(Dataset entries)
————

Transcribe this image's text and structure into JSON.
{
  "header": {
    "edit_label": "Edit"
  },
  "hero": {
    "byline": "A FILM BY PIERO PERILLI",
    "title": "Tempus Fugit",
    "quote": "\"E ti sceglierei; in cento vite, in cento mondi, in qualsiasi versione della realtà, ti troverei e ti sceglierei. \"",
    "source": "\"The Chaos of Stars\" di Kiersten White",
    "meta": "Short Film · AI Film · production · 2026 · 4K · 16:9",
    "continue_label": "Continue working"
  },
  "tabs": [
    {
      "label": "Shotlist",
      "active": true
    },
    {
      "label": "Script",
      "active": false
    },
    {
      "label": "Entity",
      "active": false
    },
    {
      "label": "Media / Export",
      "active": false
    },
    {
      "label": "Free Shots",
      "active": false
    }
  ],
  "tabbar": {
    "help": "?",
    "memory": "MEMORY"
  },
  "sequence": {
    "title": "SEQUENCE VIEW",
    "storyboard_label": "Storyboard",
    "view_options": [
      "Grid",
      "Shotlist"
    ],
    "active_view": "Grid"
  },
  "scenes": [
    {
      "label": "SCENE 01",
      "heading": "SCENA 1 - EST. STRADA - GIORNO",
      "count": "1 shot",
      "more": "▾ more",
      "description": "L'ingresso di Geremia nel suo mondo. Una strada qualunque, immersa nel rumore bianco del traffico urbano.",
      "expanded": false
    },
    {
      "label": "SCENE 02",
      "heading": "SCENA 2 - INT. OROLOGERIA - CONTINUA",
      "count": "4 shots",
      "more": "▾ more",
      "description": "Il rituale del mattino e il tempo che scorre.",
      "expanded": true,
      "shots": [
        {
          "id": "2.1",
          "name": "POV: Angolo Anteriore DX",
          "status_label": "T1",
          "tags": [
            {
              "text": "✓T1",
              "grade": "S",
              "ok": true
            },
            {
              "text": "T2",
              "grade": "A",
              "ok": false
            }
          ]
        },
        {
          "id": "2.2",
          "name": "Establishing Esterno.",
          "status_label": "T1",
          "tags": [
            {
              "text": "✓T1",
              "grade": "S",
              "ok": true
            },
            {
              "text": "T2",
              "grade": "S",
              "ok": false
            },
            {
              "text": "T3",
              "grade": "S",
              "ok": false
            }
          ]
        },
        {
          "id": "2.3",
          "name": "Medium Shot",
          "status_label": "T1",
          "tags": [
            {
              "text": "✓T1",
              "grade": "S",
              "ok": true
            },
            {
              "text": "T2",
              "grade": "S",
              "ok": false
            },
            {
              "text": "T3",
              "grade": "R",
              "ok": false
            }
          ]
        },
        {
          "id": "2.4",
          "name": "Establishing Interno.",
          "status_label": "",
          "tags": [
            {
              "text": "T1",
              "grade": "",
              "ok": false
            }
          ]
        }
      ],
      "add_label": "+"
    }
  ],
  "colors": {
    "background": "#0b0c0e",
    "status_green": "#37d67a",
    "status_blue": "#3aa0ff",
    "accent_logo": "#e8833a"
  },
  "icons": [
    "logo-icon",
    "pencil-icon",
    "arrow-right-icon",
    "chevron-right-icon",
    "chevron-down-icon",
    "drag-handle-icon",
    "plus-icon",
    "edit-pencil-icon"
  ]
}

————

▸ Aim of the task
Count every line of the records that holds the string "title". Write only the total.

▸ Exercise response
2